| Challenge |
Below are some records; work out how many of their lines contain "изменений" and give the number only.

| Supplied material |
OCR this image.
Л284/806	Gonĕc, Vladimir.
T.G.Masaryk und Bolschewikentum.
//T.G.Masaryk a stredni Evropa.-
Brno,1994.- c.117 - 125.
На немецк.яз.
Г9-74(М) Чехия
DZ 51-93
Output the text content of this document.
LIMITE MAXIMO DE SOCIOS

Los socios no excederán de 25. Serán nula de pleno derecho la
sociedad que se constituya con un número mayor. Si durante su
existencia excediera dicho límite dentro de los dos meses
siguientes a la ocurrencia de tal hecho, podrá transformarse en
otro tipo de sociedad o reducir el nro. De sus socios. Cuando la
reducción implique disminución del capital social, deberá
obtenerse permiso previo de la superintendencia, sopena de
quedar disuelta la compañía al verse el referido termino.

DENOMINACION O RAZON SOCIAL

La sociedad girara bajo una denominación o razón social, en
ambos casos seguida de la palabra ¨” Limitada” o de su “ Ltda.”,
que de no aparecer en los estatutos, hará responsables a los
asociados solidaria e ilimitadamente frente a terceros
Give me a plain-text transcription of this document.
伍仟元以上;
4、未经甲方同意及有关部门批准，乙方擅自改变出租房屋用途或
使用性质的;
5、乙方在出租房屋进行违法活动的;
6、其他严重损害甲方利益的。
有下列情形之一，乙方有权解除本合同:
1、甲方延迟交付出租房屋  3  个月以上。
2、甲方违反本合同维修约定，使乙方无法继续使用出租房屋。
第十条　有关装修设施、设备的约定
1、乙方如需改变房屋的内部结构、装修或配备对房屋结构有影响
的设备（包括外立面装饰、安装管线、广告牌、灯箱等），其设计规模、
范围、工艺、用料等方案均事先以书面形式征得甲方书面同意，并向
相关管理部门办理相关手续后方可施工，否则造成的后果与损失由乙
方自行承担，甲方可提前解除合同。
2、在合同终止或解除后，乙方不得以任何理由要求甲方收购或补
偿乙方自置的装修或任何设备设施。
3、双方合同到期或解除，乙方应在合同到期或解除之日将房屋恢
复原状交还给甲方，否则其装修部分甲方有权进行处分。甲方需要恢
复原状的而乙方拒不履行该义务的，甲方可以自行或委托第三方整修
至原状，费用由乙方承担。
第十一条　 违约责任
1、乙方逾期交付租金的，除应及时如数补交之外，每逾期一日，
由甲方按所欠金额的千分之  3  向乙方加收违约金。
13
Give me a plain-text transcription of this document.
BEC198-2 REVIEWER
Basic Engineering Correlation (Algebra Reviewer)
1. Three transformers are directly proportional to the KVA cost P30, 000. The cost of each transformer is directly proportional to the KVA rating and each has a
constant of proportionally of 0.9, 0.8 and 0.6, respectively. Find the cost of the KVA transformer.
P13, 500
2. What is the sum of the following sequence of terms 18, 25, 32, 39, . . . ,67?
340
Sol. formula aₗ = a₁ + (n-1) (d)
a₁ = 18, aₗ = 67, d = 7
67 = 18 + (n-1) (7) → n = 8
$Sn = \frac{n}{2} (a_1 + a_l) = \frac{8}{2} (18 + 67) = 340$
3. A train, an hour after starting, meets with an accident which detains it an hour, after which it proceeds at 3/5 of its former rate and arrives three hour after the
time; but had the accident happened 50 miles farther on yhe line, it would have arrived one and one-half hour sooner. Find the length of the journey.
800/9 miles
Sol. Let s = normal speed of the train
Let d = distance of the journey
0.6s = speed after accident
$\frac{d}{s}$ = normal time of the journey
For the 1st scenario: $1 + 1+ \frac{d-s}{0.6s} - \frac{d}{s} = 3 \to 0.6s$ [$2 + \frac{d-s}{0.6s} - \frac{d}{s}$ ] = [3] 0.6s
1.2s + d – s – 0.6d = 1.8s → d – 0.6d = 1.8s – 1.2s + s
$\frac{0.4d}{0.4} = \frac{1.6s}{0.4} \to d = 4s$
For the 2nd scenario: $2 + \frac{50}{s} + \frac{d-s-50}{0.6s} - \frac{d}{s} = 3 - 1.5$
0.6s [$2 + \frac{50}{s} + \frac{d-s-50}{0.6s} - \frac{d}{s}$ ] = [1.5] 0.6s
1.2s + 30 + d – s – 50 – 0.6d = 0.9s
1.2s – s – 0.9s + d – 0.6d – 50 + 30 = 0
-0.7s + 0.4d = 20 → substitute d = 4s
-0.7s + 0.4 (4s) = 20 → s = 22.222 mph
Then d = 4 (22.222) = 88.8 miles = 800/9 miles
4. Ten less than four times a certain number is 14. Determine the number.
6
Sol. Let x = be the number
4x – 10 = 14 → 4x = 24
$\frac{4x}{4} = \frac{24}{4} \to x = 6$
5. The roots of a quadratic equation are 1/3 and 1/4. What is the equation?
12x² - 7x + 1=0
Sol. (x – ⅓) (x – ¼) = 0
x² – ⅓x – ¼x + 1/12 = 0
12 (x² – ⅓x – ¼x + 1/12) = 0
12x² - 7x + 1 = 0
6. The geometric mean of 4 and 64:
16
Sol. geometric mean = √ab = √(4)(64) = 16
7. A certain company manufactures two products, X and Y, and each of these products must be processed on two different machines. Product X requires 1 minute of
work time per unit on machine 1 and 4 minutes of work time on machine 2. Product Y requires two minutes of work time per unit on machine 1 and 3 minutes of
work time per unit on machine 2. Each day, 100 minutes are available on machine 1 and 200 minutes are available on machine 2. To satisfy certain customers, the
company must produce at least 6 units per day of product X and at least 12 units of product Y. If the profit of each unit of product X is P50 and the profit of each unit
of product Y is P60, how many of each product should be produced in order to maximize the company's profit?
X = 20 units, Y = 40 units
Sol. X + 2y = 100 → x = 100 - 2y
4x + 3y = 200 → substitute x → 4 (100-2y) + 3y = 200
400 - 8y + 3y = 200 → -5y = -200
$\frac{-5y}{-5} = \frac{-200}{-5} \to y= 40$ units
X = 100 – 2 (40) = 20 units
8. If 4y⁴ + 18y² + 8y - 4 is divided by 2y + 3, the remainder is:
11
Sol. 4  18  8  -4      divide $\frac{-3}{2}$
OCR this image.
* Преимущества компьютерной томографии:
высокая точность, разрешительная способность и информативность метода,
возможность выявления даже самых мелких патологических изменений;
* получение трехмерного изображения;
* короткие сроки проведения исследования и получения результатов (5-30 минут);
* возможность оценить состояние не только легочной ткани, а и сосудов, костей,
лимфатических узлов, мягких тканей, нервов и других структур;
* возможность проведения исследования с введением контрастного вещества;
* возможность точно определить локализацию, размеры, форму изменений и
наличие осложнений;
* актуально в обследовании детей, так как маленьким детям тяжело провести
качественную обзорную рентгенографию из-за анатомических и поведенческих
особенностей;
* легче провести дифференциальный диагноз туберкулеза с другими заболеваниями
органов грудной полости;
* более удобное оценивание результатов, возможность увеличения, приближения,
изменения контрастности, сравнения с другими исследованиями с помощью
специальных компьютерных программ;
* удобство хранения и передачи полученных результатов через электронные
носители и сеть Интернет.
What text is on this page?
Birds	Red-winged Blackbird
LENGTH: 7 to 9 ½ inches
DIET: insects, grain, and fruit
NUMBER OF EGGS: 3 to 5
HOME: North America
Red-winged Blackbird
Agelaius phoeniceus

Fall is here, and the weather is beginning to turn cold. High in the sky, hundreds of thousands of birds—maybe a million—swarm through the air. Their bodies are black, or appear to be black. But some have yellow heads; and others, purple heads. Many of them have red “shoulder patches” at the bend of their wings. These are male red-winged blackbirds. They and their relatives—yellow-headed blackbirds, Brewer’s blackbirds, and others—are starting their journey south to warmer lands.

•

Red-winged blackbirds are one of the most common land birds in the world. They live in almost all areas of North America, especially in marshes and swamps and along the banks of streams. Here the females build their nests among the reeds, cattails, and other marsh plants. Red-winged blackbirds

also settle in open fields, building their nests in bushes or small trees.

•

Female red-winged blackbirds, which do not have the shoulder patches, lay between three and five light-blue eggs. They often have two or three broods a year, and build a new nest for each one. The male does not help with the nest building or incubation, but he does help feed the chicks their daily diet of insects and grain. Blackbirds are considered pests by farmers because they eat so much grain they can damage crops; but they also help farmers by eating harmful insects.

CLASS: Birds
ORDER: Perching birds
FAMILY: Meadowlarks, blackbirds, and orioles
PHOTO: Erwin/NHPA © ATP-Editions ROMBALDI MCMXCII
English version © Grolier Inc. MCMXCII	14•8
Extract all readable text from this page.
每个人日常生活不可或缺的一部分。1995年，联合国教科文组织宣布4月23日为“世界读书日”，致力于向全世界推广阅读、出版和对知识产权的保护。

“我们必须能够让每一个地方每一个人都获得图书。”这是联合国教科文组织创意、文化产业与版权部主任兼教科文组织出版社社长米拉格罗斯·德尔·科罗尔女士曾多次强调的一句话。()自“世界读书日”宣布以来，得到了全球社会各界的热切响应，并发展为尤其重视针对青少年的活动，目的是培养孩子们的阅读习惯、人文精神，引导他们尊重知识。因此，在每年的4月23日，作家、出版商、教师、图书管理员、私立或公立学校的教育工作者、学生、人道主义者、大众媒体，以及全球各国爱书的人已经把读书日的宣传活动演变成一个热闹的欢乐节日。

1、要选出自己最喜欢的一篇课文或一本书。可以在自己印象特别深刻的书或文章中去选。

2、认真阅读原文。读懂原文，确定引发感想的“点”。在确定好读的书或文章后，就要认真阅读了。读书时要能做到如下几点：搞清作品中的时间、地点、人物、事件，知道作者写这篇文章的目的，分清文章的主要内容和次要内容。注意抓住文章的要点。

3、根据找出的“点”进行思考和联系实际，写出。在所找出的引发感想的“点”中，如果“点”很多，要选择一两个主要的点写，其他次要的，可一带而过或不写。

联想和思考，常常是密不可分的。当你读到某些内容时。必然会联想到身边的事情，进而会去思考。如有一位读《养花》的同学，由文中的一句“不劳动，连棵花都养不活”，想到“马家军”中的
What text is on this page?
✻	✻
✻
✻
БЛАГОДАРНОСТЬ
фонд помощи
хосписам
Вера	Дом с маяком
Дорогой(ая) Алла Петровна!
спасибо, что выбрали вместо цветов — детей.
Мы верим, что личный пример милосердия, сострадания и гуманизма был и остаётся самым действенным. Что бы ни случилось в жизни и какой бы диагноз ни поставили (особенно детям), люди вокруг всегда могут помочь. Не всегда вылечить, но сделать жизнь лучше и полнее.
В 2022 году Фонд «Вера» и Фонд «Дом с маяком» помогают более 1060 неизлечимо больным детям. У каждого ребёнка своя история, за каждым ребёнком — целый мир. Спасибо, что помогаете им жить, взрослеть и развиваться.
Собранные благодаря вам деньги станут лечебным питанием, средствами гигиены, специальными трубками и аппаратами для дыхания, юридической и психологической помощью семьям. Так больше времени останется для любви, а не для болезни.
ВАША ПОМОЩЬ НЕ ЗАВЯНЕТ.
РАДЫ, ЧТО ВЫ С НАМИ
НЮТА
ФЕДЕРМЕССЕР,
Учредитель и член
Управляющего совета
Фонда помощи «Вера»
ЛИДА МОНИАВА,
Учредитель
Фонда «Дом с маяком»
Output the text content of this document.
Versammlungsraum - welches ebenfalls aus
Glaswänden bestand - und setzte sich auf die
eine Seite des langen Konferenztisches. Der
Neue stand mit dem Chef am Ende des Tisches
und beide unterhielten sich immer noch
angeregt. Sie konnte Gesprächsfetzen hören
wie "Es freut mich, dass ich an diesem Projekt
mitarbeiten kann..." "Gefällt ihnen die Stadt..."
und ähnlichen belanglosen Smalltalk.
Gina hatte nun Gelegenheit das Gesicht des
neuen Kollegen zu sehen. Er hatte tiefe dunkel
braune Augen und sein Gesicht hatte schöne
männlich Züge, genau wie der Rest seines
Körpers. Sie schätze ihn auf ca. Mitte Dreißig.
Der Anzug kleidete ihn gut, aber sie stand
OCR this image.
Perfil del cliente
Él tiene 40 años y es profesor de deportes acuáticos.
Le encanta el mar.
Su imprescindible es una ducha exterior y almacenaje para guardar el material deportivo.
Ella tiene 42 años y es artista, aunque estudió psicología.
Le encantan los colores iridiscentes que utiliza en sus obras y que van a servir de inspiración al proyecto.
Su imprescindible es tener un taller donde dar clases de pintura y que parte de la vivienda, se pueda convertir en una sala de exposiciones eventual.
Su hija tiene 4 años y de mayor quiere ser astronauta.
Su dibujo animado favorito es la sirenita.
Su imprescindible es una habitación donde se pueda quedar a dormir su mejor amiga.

| Solution |
2